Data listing
## BEGIN

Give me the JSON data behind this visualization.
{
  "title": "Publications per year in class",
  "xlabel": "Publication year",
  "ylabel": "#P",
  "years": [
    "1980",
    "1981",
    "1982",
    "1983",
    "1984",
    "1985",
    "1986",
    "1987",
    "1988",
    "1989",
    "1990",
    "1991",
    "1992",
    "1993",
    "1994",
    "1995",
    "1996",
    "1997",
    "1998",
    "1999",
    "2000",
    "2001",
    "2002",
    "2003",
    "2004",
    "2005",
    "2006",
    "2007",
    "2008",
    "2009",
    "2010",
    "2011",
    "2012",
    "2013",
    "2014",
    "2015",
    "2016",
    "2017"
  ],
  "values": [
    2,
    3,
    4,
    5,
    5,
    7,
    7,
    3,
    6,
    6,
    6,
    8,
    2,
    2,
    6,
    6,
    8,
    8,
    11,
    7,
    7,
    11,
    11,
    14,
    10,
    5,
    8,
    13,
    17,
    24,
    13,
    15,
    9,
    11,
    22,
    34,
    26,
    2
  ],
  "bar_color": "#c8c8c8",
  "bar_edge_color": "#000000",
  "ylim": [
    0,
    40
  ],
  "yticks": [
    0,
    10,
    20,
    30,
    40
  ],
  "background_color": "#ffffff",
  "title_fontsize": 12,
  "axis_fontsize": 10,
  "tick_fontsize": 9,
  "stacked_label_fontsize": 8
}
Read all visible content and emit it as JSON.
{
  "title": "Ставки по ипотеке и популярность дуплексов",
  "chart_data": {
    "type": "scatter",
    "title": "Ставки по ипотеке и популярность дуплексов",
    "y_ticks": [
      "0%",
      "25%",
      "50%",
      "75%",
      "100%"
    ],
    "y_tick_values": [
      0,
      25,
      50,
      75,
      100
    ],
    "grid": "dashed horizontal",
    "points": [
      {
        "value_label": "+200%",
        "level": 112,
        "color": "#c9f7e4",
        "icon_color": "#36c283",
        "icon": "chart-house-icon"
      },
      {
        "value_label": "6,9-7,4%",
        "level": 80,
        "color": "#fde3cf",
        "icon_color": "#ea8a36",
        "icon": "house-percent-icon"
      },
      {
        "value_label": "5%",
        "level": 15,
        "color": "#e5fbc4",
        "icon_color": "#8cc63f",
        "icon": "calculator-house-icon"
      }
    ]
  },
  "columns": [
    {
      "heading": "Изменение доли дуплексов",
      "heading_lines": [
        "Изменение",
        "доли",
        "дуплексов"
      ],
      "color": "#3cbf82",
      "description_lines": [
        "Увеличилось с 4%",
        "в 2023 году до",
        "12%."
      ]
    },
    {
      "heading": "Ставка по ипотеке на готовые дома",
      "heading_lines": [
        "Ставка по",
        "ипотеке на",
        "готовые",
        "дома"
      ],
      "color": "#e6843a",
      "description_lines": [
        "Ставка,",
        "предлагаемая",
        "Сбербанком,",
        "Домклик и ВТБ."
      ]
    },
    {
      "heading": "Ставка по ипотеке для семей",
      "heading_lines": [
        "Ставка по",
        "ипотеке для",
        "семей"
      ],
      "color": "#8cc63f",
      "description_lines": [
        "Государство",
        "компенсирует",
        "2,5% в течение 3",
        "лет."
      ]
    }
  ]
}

## END

• [PROBLEM DETAILS] Read through the lines above and collect those that contain the string "JSON".

• [TASK OUTPUT]
Give me the JSON data behind this visualization.
Read all visible content and emit it as JSON.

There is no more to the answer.